Records
============================================================

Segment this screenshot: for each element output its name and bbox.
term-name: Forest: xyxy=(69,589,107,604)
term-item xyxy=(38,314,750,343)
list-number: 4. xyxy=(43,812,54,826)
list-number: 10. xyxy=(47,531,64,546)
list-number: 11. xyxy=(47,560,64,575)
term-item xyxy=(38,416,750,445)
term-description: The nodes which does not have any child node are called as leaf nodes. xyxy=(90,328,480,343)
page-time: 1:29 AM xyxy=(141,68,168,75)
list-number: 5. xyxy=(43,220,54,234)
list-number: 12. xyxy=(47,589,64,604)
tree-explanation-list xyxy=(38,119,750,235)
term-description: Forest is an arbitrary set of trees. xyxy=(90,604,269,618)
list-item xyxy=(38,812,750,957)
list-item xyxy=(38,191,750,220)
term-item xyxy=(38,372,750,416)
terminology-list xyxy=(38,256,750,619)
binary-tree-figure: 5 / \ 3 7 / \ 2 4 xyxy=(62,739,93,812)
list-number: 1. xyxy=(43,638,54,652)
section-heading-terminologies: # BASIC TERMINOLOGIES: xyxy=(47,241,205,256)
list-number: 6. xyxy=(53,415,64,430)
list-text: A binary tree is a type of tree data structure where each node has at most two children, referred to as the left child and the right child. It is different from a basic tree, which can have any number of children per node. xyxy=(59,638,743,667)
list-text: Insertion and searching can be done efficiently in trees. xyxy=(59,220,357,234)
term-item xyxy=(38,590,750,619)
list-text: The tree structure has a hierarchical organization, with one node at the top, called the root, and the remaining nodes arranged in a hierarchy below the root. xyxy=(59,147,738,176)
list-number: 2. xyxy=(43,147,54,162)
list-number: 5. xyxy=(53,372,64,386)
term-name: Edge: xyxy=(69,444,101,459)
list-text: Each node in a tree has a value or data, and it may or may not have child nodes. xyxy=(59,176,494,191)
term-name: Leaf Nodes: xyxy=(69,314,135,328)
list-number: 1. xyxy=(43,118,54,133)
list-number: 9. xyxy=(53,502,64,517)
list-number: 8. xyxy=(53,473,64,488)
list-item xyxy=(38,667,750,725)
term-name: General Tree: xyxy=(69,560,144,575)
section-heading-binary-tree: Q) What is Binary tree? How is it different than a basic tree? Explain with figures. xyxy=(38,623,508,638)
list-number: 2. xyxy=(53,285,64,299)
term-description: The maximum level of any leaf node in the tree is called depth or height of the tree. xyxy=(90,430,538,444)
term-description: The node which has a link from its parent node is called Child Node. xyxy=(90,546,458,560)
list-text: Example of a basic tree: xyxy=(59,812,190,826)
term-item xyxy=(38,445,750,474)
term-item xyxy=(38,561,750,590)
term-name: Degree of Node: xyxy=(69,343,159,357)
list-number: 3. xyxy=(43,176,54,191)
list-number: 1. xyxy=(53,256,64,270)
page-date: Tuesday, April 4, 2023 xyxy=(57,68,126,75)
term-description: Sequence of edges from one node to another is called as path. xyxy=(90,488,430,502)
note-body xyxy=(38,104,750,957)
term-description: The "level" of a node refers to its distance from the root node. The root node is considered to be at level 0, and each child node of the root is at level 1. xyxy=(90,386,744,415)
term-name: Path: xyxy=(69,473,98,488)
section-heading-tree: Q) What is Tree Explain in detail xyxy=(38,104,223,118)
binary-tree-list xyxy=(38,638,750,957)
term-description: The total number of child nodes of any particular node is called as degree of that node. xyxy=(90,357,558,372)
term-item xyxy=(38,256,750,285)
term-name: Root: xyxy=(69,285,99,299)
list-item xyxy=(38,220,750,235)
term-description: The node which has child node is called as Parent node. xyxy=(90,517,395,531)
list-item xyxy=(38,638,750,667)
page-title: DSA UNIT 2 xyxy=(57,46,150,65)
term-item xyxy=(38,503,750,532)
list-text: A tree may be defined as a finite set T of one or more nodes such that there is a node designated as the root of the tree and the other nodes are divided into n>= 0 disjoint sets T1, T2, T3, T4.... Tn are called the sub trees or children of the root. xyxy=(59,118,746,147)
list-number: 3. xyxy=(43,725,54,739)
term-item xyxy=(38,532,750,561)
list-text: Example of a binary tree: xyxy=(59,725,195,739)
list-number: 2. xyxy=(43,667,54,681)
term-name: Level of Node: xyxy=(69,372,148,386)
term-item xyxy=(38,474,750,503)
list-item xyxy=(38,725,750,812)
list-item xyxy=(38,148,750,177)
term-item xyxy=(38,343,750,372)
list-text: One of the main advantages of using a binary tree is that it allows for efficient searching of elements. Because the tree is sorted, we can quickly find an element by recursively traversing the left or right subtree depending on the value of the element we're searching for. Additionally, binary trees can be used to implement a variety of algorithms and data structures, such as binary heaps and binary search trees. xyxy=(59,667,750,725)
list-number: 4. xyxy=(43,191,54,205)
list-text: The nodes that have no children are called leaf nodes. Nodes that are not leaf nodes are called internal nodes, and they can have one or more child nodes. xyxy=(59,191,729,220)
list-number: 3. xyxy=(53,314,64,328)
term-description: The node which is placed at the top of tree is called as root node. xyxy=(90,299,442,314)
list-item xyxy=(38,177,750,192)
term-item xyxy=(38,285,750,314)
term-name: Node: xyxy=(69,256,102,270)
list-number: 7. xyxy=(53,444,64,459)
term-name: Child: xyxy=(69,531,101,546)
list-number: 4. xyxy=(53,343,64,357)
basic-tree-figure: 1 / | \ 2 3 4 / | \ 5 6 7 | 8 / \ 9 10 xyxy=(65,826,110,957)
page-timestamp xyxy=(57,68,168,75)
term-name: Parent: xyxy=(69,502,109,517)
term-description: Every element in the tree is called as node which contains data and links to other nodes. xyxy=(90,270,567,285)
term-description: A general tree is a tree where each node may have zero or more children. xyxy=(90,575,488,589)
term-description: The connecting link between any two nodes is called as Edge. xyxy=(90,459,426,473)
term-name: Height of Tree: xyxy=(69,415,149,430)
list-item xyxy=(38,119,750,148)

============================================================

**What to produce:** Reproduce each line of the material above without a single change, from start to end.

**Output of the exercise:**
Segment this screenshot: for each element output its name and bbox.
term-name: Forest: xyxy=(69,589,107,604)
term-item xyxy=(38,314,750,343)
list-number: 4. xyxy=(43,812,54,826)
list-number: 10. xyxy=(47,531,64,546)
list-number: 11. xyxy=(47,560,64,575)
term-item xyxy=(38,416,750,445)
term-description: The nodes which does not have any child node are called as leaf nodes. xyxy=(90,328,480,343)
page-time: 1:29 AM xyxy=(141,68,168,75)
list-number: 5. xyxy=(43,220,54,234)
list-number: 12. xyxy=(47,589,64,604)
tree-explanation-list xyxy=(38,119,750,235)
term-description: Forest is an arbitrary set of trees. xyxy=(90,604,269,618)
list-item xyxy=(38,812,750,957)
list-item xyxy=(38,191,750,220)
term-item xyxy=(38,372,750,416)
terminology-list xyxy=(38,256,750,619)
binary-tree-figure: 5 / \ 3 7 / \ 2 4 xyxy=(62,739,93,812)
list-number: 1. xyxy=(43,638,54,652)
section-heading-terminologies: # BASIC TERMINOLOGIES: xyxy=(47,241,205,256)
list-number: 6. xyxy=(53,415,64,430)
list-text: A binary tree is a type of tree data structure where each node has at most two children, referred to as the left child and the right child. It is different from a basic tree, which can have any number of children per node. xyxy=(59,638,743,667)
list-text: Insertion and searching can be done efficiently in trees. xyxy=(59,220,357,234)
term-item xyxy=(38,590,750,619)
list-text: The tree structure has a hierarchical organization, with one node at the top, called the root, and the remaining nodes arranged in a hierarchy below the root. xyxy=(59,147,738,176)
list-number: 2. xyxy=(43,147,54,162)
list-number: 5. xyxy=(53,372,64,386)
term-name: Edge: xyxy=(69,444,101,459)
list-text: Each node in a tree has a value or data, and it may or may not have child nodes. xyxy=(59,176,494,191)
term-name: Leaf Nodes: xyxy=(69,314,135,328)
list-number: 1. xyxy=(43,118,54,133)
list-number: 9. xyxy=(53,502,64,517)
list-number: 8. xyxy=(53,473,64,488)
list-item xyxy=(38,667,750,725)
term-name: General Tree: xyxy=(69,560,144,575)
section-heading-binary-tree: Q) What is Binary tree? How is it different than a basic tree? Explain with figures. xyxy=(38,623,508,638)
list-number: 2. xyxy=(53,285,64,299)
term-description: The maximum level of any leaf node in the tree is called depth or height of the tree. xyxy=(90,430,538,444)
term-description: The node which has a link from its parent node is called Child Node. xyxy=(90,546,458,560)
list-text: Example of a basic tree: xyxy=(59,812,190,826)
term-item xyxy=(38,445,750,474)
term-item xyxy=(38,561,750,590)
term-name: Degree of Node: xyxy=(69,343,159,357)
list-number: 3. xyxy=(43,176,54,191)
list-number: 1. xyxy=(53,256,64,270)
page-date: Tuesday, April 4, 2023 xyxy=(57,68,126,75)
term-description: Sequence of edges from one node to another is called as path. xyxy=(90,488,430,502)
note-body xyxy=(38,104,750,957)
term-description: The "level" of a node refers to its distance from the root node. The root node is considered to be at level 0, and each child node of the root is at level 1. xyxy=(90,386,744,415)
term-name: Path: xyxy=(69,473,98,488)
section-heading-tree: Q) What is Tree Explain in detail xyxy=(38,104,223,118)
binary-tree-list xyxy=(38,638,750,957)
term-description: The total number of child nodes of any particular node is called as degree of that node. xyxy=(90,357,558,372)
term-item xyxy=(38,256,750,285)
term-name: Root: xyxy=(69,285,99,299)
list-item xyxy=(38,220,750,235)
term-description: The node which has child node is called as Parent node. xyxy=(90,517,395,531)
list-item xyxy=(38,638,750,667)
page-title: DSA UNIT 2 xyxy=(57,46,150,65)
term-item xyxy=(38,503,750,532)
list-text: A tree may be defined as a finite set T of one or more nodes such that there is a node designated as the root of the tree and the other nodes are divided into n>= 0 disjoint sets T1, T2, T3, T4.... Tn are called the sub trees or children of the root. xyxy=(59,118,746,147)
list-number: 3. xyxy=(43,725,54,739)
term-item xyxy=(38,532,750,561)
list-text: Example of a binary tree: xyxy=(59,725,195,739)
list-number: 2. xyxy=(43,667,54,681)
term-name: Level of Node: xyxy=(69,372,148,386)
term-item xyxy=(38,474,750,503)
list-item xyxy=(38,725,750,812)
list-item xyxy=(38,148,750,177)
term-item xyxy=(38,343,750,372)
list-text: One of the main advantages of using a binary tree is that it allows for efficient searching of elements. Because the tree is sorted, we can quickly find an element by recursively traversing the left or right subtree depending on the value of the element we're searching for. Additionally, binary trees can be used to implement a variety of algorithms and data structures, such as binary heaps and binary search trees. xyxy=(59,667,750,725)
list-number: 4. xyxy=(43,191,54,205)
list-text: The nodes that have no children are called leaf nodes. Nodes that are not leaf nodes are called internal nodes, and they can have one or more child nodes. xyxy=(59,191,729,220)
list-number: 3. xyxy=(53,314,64,328)
term-description: The node which is placed at the top of tree is called as root node. xyxy=(90,299,442,314)
list-item xyxy=(38,177,750,192)
term-item xyxy=(38,285,750,314)
term-name: Node: xyxy=(69,256,102,270)
list-number: 7. xyxy=(53,444,64,459)
term-name: Child: xyxy=(69,531,101,546)
list-number: 4. xyxy=(53,343,64,357)
basic-tree-figure: 1 / | \ 2 3 4 / | \ 5 6 7 | 8 / \ 9 10 xyxy=(65,826,110,957)
page-timestamp xyxy=(57,68,168,75)
term-name: Parent: xyxy=(69,502,109,517)
term-description: Every element in the tree is called as node which contains data and links to other nodes. xyxy=(90,270,567,285)
term-description: A general tree is a tree where each node may have zero or more children. xyxy=(90,575,488,589)
term-description: The connecting link between any two nodes is called as Edge. xyxy=(90,459,426,473)
term-name: Height of Tree: xyxy=(69,415,149,430)
list-item xyxy=(38,119,750,148)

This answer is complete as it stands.